#### DATA SHOWN
-- -- --

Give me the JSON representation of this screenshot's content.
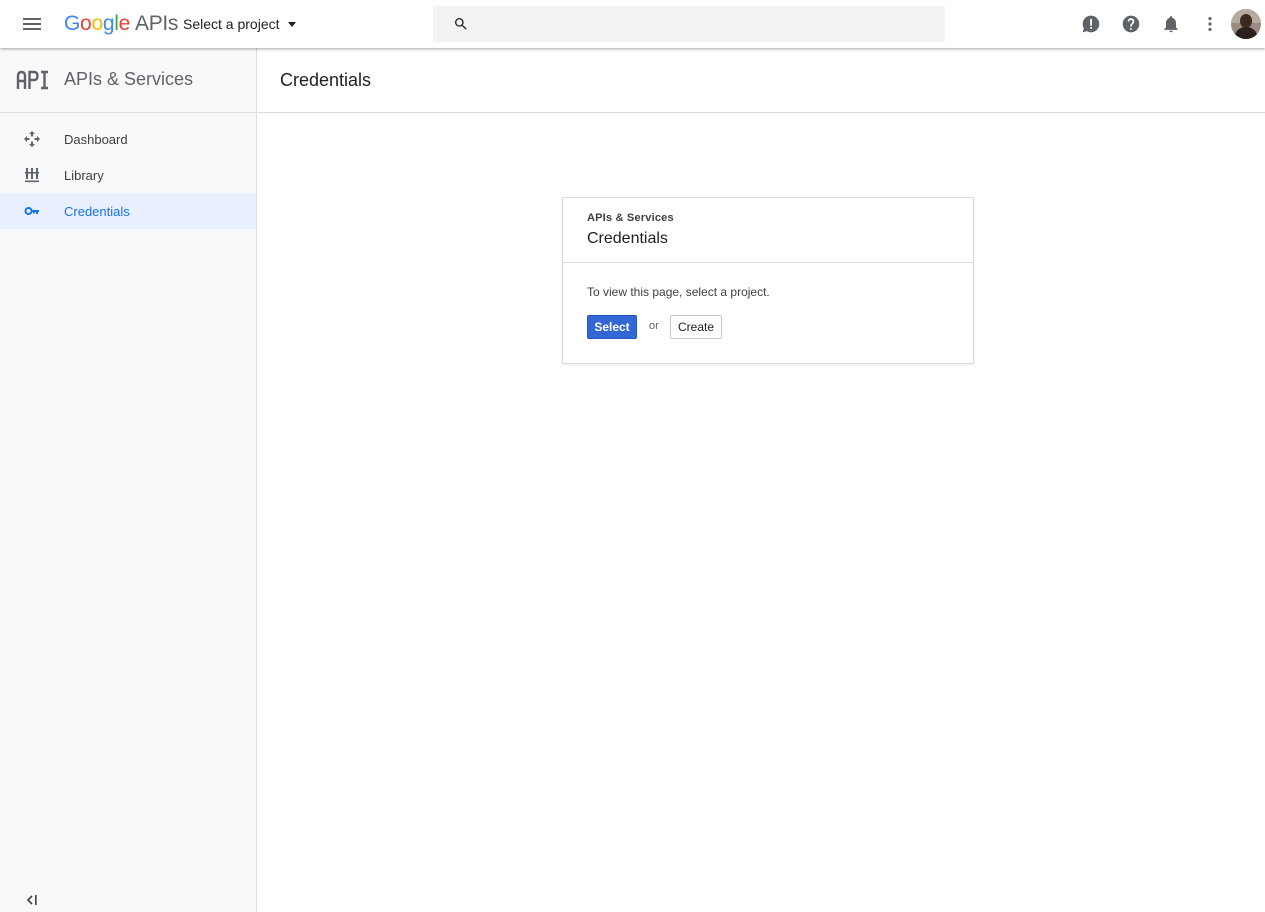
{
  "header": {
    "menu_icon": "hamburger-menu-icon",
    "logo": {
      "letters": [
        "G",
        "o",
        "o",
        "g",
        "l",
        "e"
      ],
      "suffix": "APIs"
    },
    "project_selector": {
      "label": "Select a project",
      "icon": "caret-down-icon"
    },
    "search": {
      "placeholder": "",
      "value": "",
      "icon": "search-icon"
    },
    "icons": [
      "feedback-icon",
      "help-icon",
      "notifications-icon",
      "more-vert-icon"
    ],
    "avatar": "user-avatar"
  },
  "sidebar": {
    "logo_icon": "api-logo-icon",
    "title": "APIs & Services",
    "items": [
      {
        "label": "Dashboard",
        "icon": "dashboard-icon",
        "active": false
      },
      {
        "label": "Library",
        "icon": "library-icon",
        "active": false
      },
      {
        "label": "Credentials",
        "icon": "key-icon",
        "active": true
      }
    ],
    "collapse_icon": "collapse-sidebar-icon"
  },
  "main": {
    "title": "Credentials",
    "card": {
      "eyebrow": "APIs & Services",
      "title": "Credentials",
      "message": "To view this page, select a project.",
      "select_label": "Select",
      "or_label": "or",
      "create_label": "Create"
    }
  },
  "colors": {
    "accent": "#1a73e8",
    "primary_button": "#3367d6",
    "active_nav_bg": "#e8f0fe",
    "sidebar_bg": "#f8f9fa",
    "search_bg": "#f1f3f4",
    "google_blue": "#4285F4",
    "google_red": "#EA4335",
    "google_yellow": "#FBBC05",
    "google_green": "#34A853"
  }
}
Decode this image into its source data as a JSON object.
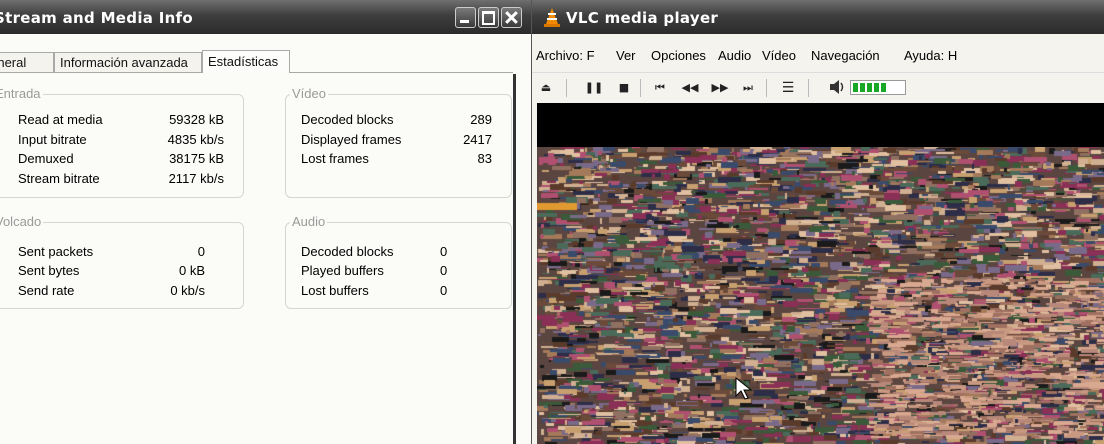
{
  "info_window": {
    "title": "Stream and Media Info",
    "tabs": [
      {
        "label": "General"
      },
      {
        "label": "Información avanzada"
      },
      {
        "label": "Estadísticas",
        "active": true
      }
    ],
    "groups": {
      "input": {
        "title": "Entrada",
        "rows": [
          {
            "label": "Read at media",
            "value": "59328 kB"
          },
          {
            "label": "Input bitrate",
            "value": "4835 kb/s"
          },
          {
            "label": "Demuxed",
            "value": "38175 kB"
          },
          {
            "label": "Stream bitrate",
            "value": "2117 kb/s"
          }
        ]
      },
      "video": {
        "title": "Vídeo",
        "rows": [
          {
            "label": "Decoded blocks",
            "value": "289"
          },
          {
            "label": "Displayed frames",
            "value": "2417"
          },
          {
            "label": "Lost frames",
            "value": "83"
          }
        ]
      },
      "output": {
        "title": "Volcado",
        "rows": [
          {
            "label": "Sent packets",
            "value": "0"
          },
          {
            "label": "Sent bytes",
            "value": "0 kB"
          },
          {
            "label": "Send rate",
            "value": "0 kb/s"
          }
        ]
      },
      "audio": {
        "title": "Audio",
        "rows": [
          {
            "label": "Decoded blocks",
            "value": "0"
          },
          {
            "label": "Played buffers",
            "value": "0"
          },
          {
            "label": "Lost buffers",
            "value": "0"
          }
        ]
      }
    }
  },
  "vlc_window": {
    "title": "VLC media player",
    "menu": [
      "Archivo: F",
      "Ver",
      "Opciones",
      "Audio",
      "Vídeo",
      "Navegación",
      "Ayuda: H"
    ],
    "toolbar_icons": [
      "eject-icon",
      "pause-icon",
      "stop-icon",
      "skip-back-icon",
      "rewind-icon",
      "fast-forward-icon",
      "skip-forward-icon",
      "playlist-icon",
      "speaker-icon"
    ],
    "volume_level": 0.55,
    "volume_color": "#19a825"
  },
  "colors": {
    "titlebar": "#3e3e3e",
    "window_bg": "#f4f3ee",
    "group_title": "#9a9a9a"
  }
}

-- -- --

#### WHAT TO DO
From the data above, gather every line that includes the word "Lost".

#### IN RESPONSE
            "label": "Lost frames",
            "label": "Lost buffers",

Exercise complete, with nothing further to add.